Provided data:
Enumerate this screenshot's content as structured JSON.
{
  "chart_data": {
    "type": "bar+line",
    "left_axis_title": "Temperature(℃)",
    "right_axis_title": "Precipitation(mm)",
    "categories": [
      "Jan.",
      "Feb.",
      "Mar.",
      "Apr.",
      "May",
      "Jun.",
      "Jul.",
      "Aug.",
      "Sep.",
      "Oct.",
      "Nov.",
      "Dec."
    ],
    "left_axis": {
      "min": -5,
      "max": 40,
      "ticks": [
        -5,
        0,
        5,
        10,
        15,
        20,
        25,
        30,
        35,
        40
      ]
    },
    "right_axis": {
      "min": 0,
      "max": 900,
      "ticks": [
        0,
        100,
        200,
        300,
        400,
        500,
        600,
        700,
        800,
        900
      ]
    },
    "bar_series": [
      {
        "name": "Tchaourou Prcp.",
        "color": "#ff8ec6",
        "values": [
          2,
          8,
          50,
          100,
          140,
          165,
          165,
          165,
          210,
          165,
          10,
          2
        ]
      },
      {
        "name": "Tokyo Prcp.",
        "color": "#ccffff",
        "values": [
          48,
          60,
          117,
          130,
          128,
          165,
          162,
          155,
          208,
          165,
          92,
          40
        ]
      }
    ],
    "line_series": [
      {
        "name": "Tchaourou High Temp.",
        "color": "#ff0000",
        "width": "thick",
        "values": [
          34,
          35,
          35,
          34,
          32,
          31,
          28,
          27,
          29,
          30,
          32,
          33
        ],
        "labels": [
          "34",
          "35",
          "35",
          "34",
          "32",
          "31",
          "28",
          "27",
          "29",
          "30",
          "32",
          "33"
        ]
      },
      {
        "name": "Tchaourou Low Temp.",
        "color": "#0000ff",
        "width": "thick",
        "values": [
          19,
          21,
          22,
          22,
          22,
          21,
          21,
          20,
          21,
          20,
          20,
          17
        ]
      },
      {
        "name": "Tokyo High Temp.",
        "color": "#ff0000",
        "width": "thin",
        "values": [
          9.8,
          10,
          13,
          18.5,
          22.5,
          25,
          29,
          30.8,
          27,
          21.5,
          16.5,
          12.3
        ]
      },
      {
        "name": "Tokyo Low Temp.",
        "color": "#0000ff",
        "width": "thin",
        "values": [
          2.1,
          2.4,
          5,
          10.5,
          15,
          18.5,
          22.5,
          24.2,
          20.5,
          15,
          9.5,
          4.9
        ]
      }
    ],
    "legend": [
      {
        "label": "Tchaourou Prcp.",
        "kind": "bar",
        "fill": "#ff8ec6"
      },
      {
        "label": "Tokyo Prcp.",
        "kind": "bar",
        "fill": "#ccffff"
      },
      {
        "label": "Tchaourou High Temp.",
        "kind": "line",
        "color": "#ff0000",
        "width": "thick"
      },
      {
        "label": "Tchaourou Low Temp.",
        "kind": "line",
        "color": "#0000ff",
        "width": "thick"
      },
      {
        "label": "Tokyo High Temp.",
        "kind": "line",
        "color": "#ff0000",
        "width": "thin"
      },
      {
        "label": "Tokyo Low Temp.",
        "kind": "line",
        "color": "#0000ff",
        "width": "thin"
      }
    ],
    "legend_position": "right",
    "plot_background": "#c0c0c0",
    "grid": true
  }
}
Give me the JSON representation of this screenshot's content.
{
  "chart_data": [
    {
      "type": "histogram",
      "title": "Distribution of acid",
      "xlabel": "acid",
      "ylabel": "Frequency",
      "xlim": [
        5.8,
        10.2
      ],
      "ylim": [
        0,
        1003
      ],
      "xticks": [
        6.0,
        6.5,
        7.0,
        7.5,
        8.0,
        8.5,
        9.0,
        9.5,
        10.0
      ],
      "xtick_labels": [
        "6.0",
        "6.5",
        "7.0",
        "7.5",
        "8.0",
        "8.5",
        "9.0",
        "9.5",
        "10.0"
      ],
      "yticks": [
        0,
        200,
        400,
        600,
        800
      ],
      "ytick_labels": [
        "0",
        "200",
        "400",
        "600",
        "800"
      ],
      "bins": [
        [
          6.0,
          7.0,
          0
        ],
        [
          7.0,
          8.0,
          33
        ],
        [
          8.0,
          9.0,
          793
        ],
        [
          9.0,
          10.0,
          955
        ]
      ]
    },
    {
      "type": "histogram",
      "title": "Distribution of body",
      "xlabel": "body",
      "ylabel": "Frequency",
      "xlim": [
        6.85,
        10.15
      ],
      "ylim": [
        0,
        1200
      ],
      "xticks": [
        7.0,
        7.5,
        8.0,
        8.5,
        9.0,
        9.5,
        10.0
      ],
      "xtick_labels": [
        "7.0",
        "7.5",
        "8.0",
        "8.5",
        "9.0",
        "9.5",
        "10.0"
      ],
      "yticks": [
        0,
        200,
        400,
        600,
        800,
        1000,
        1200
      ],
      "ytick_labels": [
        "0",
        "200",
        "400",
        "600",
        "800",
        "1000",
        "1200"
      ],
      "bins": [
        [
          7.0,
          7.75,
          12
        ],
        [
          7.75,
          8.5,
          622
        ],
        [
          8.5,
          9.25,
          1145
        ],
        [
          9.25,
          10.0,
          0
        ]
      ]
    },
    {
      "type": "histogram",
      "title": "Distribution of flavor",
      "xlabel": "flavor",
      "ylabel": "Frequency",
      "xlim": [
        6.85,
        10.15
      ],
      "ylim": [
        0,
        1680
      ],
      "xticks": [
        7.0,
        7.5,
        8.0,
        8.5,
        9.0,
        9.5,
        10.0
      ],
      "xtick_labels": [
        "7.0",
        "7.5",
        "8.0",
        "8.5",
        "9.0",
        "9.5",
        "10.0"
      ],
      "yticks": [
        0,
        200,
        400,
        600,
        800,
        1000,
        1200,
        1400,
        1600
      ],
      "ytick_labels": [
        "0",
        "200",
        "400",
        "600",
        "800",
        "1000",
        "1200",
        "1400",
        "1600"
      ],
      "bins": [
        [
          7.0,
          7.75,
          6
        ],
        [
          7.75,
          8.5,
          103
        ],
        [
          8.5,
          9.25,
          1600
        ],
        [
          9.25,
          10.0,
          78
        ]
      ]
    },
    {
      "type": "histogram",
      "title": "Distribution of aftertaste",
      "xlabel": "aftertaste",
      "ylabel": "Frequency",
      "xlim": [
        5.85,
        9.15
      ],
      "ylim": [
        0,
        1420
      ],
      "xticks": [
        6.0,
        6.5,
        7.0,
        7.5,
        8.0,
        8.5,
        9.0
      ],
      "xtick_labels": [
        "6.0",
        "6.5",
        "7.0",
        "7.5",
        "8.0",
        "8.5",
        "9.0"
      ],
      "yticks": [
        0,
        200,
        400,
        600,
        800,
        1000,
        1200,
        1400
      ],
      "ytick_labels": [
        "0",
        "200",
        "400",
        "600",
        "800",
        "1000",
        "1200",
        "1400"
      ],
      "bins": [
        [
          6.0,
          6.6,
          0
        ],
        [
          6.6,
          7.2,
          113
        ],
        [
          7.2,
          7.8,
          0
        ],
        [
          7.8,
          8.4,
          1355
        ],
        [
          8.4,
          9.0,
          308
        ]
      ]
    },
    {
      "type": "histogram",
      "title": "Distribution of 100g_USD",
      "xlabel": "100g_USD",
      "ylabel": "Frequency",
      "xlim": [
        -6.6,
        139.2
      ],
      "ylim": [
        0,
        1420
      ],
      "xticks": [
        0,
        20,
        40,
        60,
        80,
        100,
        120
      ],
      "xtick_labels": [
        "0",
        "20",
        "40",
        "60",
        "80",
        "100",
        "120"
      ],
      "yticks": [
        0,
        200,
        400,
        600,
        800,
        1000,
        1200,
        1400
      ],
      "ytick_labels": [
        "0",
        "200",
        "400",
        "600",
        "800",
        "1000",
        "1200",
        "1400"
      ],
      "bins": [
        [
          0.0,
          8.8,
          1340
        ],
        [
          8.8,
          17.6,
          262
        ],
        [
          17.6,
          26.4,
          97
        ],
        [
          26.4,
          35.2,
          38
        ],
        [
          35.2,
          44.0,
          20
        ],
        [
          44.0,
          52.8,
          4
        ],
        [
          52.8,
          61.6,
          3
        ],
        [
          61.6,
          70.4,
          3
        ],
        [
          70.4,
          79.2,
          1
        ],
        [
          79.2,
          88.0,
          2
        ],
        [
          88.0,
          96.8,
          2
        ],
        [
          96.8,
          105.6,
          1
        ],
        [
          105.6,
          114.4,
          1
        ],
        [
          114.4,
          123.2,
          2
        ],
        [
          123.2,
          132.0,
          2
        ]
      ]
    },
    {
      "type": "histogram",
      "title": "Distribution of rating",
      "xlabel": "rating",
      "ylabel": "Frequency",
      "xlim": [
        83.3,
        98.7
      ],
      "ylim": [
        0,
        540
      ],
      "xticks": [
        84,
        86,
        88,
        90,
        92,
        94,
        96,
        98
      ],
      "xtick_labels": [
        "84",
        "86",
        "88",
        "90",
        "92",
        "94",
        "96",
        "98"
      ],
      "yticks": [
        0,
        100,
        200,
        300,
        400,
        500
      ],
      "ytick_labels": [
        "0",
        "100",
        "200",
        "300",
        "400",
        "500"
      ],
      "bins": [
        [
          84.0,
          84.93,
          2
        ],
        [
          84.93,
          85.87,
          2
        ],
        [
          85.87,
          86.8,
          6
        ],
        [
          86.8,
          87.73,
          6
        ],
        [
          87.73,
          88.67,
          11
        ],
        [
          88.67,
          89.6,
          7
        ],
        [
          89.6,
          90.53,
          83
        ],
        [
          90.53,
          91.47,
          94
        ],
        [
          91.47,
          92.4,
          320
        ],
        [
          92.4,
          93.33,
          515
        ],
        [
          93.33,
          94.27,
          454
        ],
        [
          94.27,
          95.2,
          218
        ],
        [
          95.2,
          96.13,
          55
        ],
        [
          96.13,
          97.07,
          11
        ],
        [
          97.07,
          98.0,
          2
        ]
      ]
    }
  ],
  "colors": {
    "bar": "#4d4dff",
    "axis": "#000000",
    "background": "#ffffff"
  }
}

What to work on:
Extract every line containing the string "Distribution" from the data above.

Task result:
      "title": "Distribution of acid",
      "title": "Distribution of body",
      "title": "Distribution of flavor",
      "title": "Distribution of aftertaste",
      "title": "Distribution of 100g_USD",
      "title": "Distribution of rating",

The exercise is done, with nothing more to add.